**TASK DESCRIPTION**
Copy out each line below that has the word "deaths" in it.

Recorded data:
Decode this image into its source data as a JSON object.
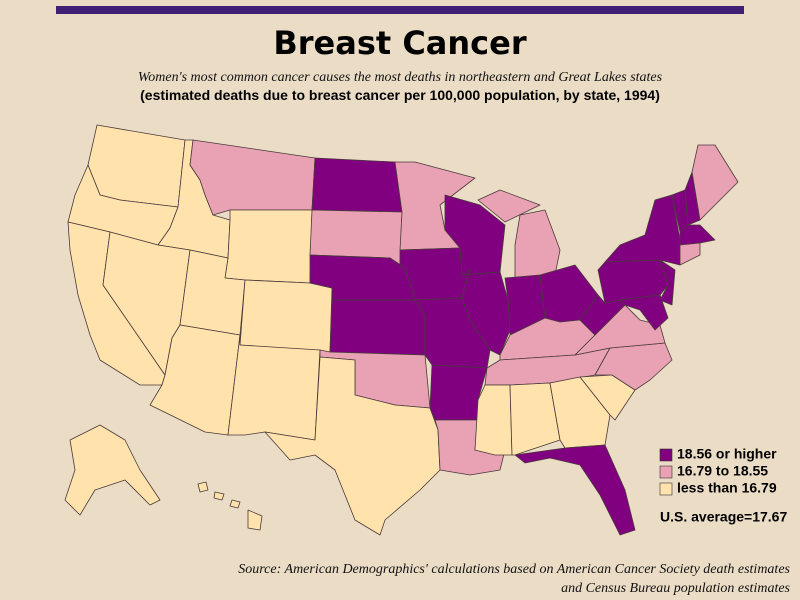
{
  "header": {
    "title": "Breast Cancer",
    "subtitle": "Women's most common cancer causes the most deaths in northeastern and Great Lakes states",
    "description": "(estimated deaths due to breast cancer per 100,000 population, by state, 1994)"
  },
  "legend": [
    {
      "label": "18.56 or higher",
      "color": "#800080"
    },
    {
      "label": "16.79 to 18.55",
      "color": "#e8a2b4"
    },
    {
      "label": "less than 16.79",
      "color": "#ffe2ac"
    }
  ],
  "note": "U.S. average=17.67",
  "source": [
    "Source: American Demographics' calculations based on American Cancer Society death estimates",
    "and Census Bureau population estimates"
  ]
}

**WRITTEN RESPONSE**
    "subtitle": "Women's most common cancer causes the most deaths in northeastern and Great Lakes states",
    "description": "(estimated deaths due to breast cancer per 100,000 population, by state, 1994)"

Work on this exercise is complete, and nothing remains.